>> Begin Recorded data

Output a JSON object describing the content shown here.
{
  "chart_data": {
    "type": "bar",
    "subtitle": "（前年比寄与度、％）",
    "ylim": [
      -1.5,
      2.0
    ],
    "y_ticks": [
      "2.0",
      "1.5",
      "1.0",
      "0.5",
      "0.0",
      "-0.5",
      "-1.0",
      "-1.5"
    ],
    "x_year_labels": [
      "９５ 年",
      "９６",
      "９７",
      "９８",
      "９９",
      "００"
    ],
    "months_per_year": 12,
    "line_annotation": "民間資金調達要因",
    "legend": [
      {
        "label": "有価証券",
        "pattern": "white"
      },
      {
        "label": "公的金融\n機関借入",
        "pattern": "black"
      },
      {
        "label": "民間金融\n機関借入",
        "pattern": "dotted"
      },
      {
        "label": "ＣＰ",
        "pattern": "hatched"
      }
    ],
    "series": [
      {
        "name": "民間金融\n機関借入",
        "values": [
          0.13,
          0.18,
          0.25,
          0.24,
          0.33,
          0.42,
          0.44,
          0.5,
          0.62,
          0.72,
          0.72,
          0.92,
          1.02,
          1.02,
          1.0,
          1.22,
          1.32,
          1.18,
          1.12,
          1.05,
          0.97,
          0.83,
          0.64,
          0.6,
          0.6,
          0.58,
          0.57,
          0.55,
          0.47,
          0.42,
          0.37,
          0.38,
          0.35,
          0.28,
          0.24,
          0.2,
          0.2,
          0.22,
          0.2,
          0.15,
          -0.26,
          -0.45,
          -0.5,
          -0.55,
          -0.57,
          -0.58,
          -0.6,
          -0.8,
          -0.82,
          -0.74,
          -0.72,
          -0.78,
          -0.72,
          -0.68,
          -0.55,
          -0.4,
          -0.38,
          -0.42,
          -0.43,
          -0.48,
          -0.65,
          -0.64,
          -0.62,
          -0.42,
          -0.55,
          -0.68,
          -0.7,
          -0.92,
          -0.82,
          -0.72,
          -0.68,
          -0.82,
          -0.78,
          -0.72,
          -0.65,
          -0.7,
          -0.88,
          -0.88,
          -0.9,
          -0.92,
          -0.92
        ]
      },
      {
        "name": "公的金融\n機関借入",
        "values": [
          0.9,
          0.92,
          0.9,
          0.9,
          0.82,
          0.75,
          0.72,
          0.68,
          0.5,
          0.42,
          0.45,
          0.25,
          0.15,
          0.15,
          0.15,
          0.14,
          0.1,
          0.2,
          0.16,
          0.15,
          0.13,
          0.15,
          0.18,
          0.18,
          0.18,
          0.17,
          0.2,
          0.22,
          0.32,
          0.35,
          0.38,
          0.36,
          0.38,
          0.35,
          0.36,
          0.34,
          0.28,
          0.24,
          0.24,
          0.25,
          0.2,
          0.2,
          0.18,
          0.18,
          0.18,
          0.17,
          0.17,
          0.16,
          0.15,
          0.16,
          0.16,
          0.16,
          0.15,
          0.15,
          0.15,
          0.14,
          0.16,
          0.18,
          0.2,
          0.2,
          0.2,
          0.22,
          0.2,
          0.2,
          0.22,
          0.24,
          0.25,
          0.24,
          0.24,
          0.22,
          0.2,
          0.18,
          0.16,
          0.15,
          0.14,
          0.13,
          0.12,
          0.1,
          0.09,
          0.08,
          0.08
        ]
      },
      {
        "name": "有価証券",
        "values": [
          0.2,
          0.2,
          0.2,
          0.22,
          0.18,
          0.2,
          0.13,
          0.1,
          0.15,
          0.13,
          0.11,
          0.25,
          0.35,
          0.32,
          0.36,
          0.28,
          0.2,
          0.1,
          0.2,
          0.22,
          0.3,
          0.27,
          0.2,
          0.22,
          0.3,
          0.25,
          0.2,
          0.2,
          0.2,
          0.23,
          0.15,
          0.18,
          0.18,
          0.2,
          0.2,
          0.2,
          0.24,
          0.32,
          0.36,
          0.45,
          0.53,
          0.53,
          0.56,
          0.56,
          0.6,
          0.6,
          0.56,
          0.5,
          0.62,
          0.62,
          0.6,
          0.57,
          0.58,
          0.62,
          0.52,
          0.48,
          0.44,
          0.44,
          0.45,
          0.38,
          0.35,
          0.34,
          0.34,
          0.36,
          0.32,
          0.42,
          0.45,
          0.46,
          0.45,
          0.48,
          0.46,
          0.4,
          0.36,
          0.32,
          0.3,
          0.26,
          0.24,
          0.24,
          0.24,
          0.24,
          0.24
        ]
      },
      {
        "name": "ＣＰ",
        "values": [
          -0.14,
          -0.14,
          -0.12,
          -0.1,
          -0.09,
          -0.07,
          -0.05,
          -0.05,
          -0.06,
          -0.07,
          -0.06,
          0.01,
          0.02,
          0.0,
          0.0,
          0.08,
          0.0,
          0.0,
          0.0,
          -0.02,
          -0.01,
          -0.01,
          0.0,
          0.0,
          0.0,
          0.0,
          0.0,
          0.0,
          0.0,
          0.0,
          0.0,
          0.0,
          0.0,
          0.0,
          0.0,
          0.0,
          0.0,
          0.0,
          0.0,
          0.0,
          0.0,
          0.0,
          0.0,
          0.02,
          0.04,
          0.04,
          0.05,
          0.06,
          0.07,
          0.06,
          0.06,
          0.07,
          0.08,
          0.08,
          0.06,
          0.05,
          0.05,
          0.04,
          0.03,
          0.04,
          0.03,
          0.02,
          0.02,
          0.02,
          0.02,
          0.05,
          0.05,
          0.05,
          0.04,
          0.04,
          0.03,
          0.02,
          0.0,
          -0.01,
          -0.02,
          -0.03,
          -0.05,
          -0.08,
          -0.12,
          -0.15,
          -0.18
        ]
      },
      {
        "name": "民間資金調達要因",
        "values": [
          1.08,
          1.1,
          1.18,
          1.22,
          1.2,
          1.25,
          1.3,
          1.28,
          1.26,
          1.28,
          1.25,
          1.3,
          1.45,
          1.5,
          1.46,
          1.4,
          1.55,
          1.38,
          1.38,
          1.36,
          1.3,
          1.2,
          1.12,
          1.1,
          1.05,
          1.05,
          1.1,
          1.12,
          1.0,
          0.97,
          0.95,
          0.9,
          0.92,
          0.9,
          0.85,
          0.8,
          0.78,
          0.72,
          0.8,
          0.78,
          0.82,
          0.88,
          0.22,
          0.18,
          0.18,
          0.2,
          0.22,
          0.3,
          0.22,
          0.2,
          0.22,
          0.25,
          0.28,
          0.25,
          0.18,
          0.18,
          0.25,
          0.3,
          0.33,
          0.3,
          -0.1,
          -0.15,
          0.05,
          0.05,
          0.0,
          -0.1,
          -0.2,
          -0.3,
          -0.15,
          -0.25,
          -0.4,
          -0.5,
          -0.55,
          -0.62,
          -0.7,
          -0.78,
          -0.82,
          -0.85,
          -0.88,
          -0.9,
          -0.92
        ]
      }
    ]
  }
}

>> End Recorded data

Report how many lines of the listing hold the word "pattern", with nothing but the number.

Full output:
4